--- BEGIN SUPPLIED MATERIAL ---

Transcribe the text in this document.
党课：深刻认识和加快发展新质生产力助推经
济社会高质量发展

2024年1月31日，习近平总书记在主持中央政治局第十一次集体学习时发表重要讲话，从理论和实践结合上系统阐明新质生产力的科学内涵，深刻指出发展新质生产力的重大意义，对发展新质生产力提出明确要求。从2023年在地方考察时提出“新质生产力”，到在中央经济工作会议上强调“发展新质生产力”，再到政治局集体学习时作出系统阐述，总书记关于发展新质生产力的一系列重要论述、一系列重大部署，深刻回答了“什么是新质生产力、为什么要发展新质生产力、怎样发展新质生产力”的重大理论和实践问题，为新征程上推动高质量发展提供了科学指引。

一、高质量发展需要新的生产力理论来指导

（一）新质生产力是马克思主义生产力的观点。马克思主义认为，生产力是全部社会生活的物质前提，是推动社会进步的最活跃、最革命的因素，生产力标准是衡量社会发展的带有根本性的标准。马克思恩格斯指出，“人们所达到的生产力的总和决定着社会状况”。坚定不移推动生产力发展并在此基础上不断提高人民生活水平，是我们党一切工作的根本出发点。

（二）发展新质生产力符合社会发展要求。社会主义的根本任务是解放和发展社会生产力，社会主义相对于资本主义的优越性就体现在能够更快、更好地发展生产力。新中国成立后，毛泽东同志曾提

--- END SUPPLIED MATERIAL ---

:: GIVEN EXERCISE ::
Produce a verbatim transcription of the entries above.

:: WRITTEN RESPONSE ::
Transcribe the text in this document.
党课：深刻认识和加快发展新质生产力助推经
济社会高质量发展

2024年1月31日，习近平总书记在主持中央政治局第十一次集体学习时发表重要讲话，从理论和实践结合上系统阐明新质生产力的科学内涵，深刻指出发展新质生产力的重大意义，对发展新质生产力提出明确要求。从2023年在地方考察时提出“新质生产力”，到在中央经济工作会议上强调“发展新质生产力”，再到政治局集体学习时作出系统阐述，总书记关于发展新质生产力的一系列重要论述、一系列重大部署，深刻回答了“什么是新质生产力、为什么要发展新质生产力、怎样发展新质生产力”的重大理论和实践问题，为新征程上推动高质量发展提供了科学指引。

一、高质量发展需要新的生产力理论来指导

（一）新质生产力是马克思主义生产力的观点。马克思主义认为，生产力是全部社会生活的物质前提，是推动社会进步的最活跃、最革命的因素，生产力标准是衡量社会发展的带有根本性的标准。马克思恩格斯指出，“人们所达到的生产力的总和决定着社会状况”。坚定不移推动生产力发展并在此基础上不断提高人民生活水平，是我们党一切工作的根本出发点。

（二）发展新质生产力符合社会发展要求。社会主义的根本任务是解放和发展社会生产力，社会主义相对于资本主义的优越性就体现在能够更快、更好地发展生产力。新中国成立后，毛泽东同志曾提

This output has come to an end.